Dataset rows
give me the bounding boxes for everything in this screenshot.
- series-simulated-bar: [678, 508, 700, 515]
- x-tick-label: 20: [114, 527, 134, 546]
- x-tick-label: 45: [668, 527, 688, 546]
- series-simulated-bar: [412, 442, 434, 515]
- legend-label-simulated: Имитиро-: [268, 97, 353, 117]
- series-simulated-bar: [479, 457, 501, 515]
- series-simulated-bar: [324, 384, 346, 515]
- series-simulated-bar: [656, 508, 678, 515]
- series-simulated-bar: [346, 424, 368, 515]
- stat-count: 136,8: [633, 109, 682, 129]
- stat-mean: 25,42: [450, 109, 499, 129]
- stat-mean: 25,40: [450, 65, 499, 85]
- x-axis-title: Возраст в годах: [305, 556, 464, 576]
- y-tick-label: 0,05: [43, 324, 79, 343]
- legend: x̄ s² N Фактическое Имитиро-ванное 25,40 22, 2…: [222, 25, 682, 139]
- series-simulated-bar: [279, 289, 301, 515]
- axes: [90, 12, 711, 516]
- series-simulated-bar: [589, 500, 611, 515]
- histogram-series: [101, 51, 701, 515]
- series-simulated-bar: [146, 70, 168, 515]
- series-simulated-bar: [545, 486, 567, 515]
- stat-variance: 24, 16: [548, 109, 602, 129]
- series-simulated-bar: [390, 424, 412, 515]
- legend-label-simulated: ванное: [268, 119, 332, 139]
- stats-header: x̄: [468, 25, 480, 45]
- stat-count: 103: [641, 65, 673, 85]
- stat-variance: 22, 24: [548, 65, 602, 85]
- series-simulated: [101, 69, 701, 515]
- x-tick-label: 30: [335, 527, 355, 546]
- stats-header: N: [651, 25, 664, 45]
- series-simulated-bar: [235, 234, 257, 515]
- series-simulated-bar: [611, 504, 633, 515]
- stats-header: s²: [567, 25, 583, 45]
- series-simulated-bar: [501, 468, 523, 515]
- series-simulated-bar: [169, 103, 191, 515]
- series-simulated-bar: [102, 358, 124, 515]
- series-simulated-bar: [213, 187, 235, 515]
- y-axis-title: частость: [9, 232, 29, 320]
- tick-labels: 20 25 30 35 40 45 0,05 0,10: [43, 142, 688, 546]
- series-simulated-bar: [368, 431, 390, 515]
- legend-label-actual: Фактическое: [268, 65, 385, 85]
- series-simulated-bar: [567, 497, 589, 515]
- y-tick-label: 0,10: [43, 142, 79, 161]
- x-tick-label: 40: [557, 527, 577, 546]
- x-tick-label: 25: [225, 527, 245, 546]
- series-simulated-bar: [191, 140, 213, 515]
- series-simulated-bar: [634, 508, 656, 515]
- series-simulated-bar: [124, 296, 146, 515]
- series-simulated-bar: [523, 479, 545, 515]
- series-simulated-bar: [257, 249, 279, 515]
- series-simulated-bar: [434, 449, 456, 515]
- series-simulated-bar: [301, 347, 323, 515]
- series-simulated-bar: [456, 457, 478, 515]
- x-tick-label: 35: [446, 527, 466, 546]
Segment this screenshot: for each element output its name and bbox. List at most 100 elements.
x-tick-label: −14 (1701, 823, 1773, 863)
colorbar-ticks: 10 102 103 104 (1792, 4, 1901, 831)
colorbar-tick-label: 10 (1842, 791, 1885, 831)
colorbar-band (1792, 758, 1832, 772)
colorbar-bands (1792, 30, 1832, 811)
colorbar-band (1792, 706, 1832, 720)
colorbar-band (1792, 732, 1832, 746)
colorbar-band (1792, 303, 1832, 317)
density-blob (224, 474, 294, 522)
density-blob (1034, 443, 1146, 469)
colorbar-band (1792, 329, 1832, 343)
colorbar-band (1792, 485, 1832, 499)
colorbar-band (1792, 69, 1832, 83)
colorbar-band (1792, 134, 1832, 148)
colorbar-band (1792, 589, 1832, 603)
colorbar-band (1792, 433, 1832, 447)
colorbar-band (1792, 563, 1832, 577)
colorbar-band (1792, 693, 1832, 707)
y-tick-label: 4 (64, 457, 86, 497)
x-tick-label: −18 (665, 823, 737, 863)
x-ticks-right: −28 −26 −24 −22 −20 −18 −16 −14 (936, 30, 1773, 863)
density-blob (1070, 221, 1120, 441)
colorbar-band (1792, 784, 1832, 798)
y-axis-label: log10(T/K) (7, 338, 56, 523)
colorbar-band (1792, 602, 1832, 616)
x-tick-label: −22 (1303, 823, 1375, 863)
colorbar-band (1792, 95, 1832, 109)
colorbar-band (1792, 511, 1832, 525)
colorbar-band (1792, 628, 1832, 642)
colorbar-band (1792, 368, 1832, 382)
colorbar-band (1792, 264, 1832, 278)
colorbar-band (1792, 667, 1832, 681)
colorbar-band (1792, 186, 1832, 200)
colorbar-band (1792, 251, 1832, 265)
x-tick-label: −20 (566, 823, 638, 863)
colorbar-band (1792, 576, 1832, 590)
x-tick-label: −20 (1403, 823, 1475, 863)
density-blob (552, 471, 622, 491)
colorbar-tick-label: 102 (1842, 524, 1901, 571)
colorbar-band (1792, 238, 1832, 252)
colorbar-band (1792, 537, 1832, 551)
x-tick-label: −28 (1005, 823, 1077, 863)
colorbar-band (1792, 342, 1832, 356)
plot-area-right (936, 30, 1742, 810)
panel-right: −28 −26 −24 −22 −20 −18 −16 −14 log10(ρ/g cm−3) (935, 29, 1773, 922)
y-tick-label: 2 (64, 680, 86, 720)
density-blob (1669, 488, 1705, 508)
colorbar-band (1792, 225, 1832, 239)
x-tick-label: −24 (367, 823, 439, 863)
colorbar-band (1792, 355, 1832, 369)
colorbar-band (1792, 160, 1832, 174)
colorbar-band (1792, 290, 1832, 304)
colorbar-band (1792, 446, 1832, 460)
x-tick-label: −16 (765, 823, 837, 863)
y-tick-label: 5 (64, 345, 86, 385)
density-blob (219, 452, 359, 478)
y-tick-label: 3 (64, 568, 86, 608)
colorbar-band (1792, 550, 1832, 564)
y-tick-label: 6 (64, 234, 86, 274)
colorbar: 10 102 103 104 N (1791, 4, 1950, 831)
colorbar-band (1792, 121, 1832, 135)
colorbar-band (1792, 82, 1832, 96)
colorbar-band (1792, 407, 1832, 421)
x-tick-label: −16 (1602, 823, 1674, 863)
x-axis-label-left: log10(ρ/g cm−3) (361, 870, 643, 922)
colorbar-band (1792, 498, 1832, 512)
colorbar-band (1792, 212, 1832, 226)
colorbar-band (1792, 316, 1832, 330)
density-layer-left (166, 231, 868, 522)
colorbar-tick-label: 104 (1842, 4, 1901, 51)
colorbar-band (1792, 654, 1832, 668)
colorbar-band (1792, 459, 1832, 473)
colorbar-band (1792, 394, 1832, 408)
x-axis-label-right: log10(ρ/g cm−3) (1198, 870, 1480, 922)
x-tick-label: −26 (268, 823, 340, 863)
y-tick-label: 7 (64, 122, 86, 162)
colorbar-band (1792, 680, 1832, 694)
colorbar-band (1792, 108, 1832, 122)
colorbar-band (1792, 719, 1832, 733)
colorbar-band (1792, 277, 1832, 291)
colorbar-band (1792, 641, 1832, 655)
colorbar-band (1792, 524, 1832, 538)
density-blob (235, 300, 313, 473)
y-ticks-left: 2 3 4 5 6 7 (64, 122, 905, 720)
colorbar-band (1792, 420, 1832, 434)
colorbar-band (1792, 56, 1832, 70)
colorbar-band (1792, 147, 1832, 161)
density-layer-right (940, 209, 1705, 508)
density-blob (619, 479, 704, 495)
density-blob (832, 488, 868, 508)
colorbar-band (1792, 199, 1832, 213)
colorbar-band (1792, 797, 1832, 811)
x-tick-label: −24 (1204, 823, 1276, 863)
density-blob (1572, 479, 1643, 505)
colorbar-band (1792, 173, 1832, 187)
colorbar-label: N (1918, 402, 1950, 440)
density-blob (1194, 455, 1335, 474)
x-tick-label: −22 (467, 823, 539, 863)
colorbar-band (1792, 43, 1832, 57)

**Required task**
Reproduce only the records from the first line through the line with "- legend-label-simulated: Имитиро-: [268, 97, 353, 117]", substituting "simulated-bar" for each "series-simulated-bar" and keeping everything else the same.

**Exercise output**
give me the bounding boxes for everything in this screenshot.
- simulated-bar: [678, 508, 700, 515]
- x-tick-label: 20: [114, 527, 134, 546]
- x-tick-label: 45: [668, 527, 688, 546]
- simulated-bar: [412, 442, 434, 515]
- legend-label-simulated: Имитиро-: [268, 97, 353, 117]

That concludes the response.